===== DATASET RECORDS =====

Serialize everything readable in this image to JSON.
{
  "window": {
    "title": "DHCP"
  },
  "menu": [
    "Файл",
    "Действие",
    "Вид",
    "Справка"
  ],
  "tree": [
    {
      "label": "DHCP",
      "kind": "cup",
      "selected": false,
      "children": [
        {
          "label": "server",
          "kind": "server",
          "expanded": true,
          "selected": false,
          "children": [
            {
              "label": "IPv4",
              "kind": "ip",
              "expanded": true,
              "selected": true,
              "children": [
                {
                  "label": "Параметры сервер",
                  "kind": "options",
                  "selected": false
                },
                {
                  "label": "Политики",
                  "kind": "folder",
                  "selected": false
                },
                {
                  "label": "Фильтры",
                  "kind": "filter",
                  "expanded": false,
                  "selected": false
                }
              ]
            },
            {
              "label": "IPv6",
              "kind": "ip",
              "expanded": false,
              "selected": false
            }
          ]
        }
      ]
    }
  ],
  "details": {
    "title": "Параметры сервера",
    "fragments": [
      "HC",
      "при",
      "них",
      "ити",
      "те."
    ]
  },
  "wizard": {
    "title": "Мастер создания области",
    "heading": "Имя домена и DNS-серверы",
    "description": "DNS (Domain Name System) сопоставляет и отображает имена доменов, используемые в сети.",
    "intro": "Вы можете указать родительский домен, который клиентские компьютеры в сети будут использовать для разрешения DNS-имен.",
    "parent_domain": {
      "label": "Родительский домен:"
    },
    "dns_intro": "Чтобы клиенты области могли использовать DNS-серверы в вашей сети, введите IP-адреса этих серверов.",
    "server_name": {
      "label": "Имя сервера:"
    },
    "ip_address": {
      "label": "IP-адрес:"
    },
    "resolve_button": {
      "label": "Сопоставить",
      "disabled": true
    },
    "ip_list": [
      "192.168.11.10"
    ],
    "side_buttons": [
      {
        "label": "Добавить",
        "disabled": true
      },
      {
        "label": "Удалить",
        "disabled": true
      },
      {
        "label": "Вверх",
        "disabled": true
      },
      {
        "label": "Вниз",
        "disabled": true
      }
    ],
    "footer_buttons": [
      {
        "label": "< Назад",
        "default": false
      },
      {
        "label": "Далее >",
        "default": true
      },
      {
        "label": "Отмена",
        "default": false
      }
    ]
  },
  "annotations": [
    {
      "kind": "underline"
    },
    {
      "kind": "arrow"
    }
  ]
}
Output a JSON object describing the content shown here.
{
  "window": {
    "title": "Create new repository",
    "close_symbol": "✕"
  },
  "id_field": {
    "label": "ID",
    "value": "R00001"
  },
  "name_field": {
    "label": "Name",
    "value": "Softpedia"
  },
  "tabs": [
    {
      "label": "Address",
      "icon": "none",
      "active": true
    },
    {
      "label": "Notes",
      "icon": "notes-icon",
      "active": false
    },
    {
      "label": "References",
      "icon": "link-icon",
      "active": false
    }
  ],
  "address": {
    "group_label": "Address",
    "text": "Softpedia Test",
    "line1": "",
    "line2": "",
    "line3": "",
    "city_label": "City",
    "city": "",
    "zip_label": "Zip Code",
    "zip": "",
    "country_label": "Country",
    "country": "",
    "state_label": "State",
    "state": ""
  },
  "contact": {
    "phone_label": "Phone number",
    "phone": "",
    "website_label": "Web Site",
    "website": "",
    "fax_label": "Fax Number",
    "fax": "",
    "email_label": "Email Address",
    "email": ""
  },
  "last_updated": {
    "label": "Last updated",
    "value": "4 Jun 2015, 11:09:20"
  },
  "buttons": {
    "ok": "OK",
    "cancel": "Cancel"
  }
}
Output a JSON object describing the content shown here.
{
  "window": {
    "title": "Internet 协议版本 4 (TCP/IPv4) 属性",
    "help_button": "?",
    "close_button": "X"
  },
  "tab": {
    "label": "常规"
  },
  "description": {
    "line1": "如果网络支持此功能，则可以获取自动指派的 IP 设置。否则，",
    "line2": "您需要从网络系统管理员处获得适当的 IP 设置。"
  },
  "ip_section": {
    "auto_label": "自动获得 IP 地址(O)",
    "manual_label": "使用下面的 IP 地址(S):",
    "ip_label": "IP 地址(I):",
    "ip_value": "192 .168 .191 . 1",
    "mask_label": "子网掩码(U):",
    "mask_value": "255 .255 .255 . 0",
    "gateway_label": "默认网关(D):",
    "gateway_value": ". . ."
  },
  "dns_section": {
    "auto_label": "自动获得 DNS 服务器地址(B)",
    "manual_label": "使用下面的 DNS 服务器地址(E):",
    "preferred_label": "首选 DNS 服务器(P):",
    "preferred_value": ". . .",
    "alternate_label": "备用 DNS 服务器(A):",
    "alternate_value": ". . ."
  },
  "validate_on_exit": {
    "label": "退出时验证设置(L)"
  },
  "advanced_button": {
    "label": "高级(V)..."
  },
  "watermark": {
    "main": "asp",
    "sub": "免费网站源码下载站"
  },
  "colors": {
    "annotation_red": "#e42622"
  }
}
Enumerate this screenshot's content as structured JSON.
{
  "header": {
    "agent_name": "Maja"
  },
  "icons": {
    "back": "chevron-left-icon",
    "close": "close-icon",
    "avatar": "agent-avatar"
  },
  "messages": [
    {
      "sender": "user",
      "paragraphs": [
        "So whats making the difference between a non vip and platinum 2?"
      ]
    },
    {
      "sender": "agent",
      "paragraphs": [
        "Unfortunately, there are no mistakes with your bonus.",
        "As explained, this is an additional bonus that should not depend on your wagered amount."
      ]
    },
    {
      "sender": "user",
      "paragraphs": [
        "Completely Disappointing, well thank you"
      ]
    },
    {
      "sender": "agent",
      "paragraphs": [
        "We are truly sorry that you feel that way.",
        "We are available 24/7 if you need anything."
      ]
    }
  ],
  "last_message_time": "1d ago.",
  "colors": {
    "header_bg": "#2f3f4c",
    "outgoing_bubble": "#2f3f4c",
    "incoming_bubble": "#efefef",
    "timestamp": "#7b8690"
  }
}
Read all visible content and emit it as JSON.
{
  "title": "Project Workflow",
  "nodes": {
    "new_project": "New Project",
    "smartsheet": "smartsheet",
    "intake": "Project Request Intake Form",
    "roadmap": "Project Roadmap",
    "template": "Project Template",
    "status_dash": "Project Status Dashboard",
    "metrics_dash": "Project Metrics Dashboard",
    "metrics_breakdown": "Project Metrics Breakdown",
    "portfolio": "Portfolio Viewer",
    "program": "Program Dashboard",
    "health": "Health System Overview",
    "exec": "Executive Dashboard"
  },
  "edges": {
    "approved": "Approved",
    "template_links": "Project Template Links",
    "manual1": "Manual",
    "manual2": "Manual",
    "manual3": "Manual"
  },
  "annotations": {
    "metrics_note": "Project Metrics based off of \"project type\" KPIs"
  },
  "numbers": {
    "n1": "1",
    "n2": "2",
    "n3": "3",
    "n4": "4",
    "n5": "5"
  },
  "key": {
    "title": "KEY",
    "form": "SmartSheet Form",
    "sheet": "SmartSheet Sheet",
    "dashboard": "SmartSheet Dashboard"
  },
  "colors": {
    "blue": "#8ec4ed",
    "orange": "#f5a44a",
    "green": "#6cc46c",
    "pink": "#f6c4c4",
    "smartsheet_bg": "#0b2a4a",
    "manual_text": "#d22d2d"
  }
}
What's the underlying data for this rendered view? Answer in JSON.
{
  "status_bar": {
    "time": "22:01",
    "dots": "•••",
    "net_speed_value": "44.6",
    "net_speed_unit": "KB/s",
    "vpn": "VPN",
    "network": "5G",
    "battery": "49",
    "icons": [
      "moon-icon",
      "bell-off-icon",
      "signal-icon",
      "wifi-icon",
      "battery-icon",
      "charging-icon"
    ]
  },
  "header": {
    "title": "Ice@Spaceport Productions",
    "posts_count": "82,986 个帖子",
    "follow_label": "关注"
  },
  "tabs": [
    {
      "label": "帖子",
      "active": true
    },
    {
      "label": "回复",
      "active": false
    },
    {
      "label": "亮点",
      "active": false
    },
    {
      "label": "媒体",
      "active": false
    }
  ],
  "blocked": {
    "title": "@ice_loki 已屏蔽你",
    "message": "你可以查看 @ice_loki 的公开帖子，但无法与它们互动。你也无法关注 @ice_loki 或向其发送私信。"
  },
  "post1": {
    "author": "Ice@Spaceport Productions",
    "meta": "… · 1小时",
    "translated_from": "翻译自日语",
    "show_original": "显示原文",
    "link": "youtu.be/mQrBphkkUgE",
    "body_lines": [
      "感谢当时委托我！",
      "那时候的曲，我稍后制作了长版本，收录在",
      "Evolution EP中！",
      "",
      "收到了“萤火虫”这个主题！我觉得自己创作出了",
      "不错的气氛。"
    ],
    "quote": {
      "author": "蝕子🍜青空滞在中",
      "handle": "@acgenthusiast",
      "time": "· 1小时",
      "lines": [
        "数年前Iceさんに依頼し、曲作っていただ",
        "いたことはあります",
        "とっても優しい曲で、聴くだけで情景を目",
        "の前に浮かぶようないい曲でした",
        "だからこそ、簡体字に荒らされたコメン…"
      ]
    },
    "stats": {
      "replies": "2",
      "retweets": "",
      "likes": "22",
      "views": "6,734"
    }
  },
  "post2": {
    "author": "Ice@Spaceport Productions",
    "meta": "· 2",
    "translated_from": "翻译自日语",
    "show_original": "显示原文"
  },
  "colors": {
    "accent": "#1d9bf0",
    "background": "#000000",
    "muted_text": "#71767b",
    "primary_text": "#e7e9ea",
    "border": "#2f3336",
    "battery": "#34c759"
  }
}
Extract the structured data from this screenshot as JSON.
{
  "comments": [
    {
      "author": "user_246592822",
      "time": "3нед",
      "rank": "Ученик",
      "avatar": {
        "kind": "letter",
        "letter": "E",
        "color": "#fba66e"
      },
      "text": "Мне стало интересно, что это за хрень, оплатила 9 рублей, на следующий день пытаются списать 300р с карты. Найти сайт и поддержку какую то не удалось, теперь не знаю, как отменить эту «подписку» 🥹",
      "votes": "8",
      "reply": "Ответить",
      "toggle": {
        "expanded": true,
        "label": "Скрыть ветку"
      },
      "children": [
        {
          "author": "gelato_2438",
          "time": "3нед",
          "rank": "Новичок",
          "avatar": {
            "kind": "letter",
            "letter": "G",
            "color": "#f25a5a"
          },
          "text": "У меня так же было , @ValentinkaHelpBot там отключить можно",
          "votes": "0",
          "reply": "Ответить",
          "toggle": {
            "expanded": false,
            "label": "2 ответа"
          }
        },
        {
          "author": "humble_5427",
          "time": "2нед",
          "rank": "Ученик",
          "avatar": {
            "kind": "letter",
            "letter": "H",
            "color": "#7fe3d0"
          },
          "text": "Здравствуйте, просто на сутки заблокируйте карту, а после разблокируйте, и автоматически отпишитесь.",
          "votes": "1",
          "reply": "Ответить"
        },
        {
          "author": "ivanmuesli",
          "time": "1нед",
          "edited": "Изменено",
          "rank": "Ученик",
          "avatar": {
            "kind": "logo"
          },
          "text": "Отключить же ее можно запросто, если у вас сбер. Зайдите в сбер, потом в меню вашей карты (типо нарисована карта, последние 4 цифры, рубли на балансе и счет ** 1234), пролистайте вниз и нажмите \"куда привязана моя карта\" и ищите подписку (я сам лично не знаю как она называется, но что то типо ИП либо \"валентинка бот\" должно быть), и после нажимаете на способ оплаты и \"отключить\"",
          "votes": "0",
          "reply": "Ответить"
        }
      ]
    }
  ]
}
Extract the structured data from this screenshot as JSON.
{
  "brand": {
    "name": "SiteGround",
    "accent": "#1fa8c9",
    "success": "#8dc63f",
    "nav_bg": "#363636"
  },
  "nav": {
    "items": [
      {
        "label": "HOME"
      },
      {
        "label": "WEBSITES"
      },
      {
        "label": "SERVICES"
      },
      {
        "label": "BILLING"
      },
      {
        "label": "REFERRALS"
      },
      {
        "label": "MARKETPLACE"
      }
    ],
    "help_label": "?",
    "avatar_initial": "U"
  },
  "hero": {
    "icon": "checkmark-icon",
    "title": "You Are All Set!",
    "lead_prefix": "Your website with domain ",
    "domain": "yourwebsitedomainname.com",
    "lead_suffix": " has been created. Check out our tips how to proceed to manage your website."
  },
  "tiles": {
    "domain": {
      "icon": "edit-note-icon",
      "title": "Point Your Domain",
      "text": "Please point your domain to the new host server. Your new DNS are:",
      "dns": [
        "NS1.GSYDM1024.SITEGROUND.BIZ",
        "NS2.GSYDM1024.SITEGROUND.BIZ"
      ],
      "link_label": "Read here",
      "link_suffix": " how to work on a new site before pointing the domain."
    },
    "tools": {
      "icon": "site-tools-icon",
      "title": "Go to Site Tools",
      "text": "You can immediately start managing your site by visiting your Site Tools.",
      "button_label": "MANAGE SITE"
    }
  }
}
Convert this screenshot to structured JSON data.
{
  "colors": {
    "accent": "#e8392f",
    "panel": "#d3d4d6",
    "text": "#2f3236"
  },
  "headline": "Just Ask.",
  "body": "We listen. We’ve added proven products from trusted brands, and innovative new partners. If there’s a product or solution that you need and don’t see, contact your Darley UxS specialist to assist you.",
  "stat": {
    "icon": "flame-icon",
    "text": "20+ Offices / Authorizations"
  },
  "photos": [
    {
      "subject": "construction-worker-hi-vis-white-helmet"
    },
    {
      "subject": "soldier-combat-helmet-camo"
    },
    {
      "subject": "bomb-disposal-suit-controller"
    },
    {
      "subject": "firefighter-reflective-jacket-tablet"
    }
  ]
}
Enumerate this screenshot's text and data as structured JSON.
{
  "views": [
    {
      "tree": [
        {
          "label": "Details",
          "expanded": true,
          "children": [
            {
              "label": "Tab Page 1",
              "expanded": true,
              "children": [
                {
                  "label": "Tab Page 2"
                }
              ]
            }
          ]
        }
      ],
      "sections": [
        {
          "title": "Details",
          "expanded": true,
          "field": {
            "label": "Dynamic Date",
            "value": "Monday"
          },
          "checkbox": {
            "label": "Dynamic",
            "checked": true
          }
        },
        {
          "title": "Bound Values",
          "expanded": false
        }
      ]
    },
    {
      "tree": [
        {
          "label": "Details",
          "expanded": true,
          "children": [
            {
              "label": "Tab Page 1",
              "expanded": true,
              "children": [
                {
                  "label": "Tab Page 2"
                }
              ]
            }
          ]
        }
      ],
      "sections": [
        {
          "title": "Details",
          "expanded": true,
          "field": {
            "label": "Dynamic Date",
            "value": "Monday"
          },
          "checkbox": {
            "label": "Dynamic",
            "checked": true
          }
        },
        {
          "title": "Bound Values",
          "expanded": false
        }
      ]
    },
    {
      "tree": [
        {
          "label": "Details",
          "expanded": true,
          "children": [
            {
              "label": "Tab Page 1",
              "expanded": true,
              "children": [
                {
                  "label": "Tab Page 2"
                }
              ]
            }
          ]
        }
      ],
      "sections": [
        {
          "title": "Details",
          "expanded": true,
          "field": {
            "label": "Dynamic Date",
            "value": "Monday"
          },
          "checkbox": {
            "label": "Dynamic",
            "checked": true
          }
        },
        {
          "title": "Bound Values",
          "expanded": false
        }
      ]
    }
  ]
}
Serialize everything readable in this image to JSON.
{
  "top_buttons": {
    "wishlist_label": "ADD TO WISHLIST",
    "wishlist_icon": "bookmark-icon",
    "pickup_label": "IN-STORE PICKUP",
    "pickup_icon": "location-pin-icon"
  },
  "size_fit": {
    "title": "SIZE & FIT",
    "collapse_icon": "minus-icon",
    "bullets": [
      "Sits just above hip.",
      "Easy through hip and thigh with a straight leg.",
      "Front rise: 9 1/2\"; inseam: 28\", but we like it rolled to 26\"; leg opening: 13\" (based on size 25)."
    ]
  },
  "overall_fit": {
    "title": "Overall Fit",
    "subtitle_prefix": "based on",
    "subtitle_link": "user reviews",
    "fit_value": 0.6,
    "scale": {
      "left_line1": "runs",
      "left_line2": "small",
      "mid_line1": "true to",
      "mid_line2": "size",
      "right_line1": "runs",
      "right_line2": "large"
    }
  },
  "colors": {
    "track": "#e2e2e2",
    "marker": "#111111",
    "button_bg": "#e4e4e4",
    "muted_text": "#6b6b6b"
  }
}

=====

### [GIVEN TASK]
Show all lines from the listing above in which "использовать" appears.

### [SOLUTION TO THE PROBLEM]
    "intro": "Вы можете указать родительский домен, который клиентские компьютеры в сети будут использовать для разрешения DNS-имен.",
    "dns_intro": "Чтобы клиенты области могли использовать DNS-серверы в вашей сети, введите IP-адреса этих серверов.",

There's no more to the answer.